** start Provided entries **

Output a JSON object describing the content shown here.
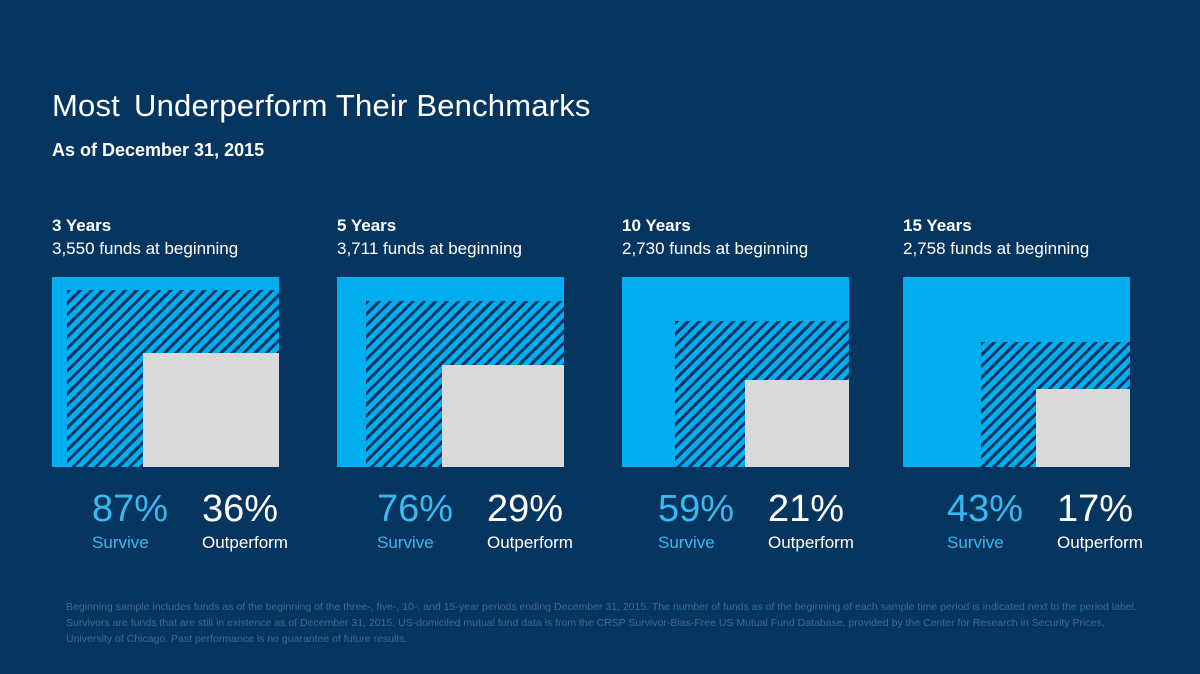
{
  "title_part1": "Most",
  "title_part2": "Underperform Their Benchmarks",
  "subtitle": "As of December 31, 2015",
  "colors": {
    "background": "#06365f",
    "total": "#00aeef",
    "survive_hatch": "#06365f",
    "outperform": "#d9d9d9",
    "survive_text": "#3bb8ef"
  },
  "chart_data": {
    "type": "area",
    "panels": [
      {
        "period": "3 Years",
        "funds_label": "3,550 funds at beginning",
        "funds": 3550,
        "survive": 87,
        "outperform": 36,
        "survive_label": "87%",
        "outperform_label": "36%"
      },
      {
        "period": "5 Years",
        "funds_label": "3,711 funds at beginning",
        "funds": 3711,
        "survive": 76,
        "outperform": 29,
        "survive_label": "76%",
        "outperform_label": "29%"
      },
      {
        "period": "10 Years",
        "funds_label": "2,730 funds at beginning",
        "funds": 2730,
        "survive": 59,
        "outperform": 21,
        "survive_label": "59%",
        "outperform_label": "21%"
      },
      {
        "period": "15 Years",
        "funds_label": "2,758 funds at beginning",
        "funds": 2758,
        "survive": 43,
        "outperform": 17,
        "survive_label": "43%",
        "outperform_label": "17%"
      }
    ],
    "survive_caption": "Survive",
    "outperform_caption": "Outperform"
  },
  "footnote": "Beginning sample includes funds as of the beginning of the three-, five-, 10-, and 15-year periods ending December 31, 2015. The number of funds as of the beginning of each sample time period is indicated next to the period label. Survivors are funds that are still in existence as of December 31, 2015. US-domiciled mutual fund data is from the CRSP Survivor-Bias-Free US Mutual Fund Database, provided by the Center for Research in Security Prices, University of Chicago. Past performance is no guarantee of future results."
}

** end Provided entries **

Task requirements:
Make a copy of each line that contains the string "Years".

Answer in full:
        "period": "3 Years",
        "period": "5 Years",
        "period": "10 Years",
        "period": "15 Years",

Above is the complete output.